**Required work:**
Every entry must be duplicated precisely as written.

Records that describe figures
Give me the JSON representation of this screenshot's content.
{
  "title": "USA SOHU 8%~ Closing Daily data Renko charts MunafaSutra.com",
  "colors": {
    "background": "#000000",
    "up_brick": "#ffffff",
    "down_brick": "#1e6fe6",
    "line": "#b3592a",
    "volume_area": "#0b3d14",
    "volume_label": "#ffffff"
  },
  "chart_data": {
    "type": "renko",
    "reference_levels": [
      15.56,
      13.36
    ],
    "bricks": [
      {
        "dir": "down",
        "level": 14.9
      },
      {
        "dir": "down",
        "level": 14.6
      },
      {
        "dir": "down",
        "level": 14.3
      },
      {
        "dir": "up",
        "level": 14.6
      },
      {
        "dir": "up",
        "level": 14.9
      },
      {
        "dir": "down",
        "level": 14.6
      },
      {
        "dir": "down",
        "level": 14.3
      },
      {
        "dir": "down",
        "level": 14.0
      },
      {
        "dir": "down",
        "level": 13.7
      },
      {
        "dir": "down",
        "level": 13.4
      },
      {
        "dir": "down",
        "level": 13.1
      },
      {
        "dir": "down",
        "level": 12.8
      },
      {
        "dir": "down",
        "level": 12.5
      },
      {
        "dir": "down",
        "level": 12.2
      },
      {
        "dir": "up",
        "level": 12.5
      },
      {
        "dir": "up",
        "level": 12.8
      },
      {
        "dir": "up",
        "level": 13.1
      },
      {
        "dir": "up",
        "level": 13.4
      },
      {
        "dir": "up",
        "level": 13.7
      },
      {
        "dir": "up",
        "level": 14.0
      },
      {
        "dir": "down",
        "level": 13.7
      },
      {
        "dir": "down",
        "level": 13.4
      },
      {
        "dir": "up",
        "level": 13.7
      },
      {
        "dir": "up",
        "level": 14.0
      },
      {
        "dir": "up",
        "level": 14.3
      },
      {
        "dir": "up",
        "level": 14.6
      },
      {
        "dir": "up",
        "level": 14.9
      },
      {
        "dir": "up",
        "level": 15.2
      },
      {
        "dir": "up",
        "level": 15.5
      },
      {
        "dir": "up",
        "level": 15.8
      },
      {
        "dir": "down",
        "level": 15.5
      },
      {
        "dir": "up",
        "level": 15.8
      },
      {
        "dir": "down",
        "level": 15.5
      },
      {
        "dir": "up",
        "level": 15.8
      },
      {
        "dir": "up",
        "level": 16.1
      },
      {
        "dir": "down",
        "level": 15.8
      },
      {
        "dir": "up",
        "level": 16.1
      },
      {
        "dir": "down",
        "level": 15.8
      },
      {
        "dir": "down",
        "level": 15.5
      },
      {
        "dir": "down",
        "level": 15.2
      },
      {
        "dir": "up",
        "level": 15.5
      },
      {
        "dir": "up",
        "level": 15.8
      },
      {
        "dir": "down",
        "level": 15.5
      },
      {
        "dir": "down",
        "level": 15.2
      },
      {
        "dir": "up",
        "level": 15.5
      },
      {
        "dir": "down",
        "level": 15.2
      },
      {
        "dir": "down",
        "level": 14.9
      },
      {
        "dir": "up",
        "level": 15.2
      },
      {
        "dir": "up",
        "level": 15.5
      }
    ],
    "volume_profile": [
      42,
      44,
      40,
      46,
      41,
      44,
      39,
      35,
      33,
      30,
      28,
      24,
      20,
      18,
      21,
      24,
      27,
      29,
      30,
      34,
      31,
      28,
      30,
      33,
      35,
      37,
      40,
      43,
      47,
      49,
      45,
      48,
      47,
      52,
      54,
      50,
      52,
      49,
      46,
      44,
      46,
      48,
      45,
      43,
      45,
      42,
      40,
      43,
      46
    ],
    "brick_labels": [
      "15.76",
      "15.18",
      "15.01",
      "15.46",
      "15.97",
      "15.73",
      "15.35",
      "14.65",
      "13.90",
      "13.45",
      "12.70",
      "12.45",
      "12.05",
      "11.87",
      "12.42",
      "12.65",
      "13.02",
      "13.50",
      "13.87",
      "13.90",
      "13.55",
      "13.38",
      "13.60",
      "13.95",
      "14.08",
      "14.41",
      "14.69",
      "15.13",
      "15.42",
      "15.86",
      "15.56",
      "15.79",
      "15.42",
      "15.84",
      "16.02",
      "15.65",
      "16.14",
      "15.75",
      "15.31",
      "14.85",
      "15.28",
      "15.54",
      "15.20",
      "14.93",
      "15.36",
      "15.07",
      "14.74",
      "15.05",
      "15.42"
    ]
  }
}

**Expected answer:**
Give me the JSON representation of this screenshot's content.
{
  "title": "USA SOHU 8%~ Closing Daily data Renko charts MunafaSutra.com",
  "colors": {
    "background": "#000000",
    "up_brick": "#ffffff",
    "down_brick": "#1e6fe6",
    "line": "#b3592a",
    "volume_area": "#0b3d14",
    "volume_label": "#ffffff"
  },
  "chart_data": {
    "type": "renko",
    "reference_levels": [
      15.56,
      13.36
    ],
    "bricks": [
      {
        "dir": "down",
        "level": 14.9
      },
      {
        "dir": "down",
        "level": 14.6
      },
      {
        "dir": "down",
        "level": 14.3
      },
      {
        "dir": "up",
        "level": 14.6
      },
      {
        "dir": "up",
        "level": 14.9
      },
      {
        "dir": "down",
        "level": 14.6
      },
      {
        "dir": "down",
        "level": 14.3
      },
      {
        "dir": "down",
        "level": 14.0
      },
      {
        "dir": "down",
        "level": 13.7
      },
      {
        "dir": "down",
        "level": 13.4
      },
      {
        "dir": "down",
        "level": 13.1
      },
      {
        "dir": "down",
        "level": 12.8
      },
      {
        "dir": "down",
        "level": 12.5
      },
      {
        "dir": "down",
        "level": 12.2
      },
      {
        "dir": "up",
        "level": 12.5
      },
      {
        "dir": "up",
        "level": 12.8
      },
      {
        "dir": "up",
        "level": 13.1
      },
      {
        "dir": "up",
        "level": 13.4
      },
      {
        "dir": "up",
        "level": 13.7
      },
      {
        "dir": "up",
        "level": 14.0
      },
      {
        "dir": "down",
        "level": 13.7
      },
      {
        "dir": "down",
        "level": 13.4
      },
      {
        "dir": "up",
        "level": 13.7
      },
      {
        "dir": "up",
        "level": 14.0
      },
      {
        "dir": "up",
        "level": 14.3
      },
      {
        "dir": "up",
        "level": 14.6
      },
      {
        "dir": "up",
        "level": 14.9
      },
      {
        "dir": "up",
        "level": 15.2
      },
      {
        "dir": "up",
        "level": 15.5
      },
      {
        "dir": "up",
        "level": 15.8
      },
      {
        "dir": "down",
        "level": 15.5
      },
      {
        "dir": "up",
        "level": 15.8
      },
      {
        "dir": "down",
        "level": 15.5
      },
      {
        "dir": "up",
        "level": 15.8
      },
      {
        "dir": "up",
        "level": 16.1
      },
      {
        "dir": "down",
        "level": 15.8
      },
      {
        "dir": "up",
        "level": 16.1
      },
      {
        "dir": "down",
        "level": 15.8
      },
      {
        "dir": "down",
        "level": 15.5
      },
      {
        "dir": "down",
        "level": 15.2
      },
      {
        "dir": "up",
        "level": 15.5
      },
      {
        "dir": "up",
        "level": 15.8
      },
      {
        "dir": "down",
        "level": 15.5
      },
      {
        "dir": "down",
        "level": 15.2
      },
      {
        "dir": "up",
        "level": 15.5
      },
      {
        "dir": "down",
        "level": 15.2
      },
      {
        "dir": "down",
        "level": 14.9
      },
      {
        "dir": "up",
        "level": 15.2
      },
      {
        "dir": "up",
        "level": 15.5
      }
    ],
    "volume_profile": [
      42,
      44,
      40,
      46,
      41,
      44,
      39,
      35,
      33,
      30,
      28,
      24,
      20,
      18,
      21,
      24,
      27,
      29,
      30,
      34,
      31,
      28,
      30,
      33,
      35,
      37,
      40,
      43,
      47,
      49,
      45,
      48,
      47,
      52,
      54,
      50,
      52,
      49,
      46,
      44,
      46,
      48,
      45,
      43,
      45,
      42,
      40,
      43,
      46
    ],
    "brick_labels": [
      "15.76",
      "15.18",
      "15.01",
      "15.46",
      "15.97",
      "15.73",
      "15.35",
      "14.65",
      "13.90",
      "13.45",
      "12.70",
      "12.45",
      "12.05",
      "11.87",
      "12.42",
      "12.65",
      "13.02",
      "13.50",
      "13.87",
      "13.90",
      "13.55",
      "13.38",
      "13.60",
      "13.95",
      "14.08",
      "14.41",
      "14.69",
      "15.13",
      "15.42",
      "15.86",
      "15.56",
      "15.79",
      "15.42",
      "15.84",
      "16.02",
      "15.65",
      "16.14",
      "15.75",
      "15.31",
      "14.85",
      "15.28",
      "15.54",
      "15.20",
      "14.93",
      "15.36",
      "15.07",
      "14.74",
      "15.05",
      "15.42"
    ]
  }
}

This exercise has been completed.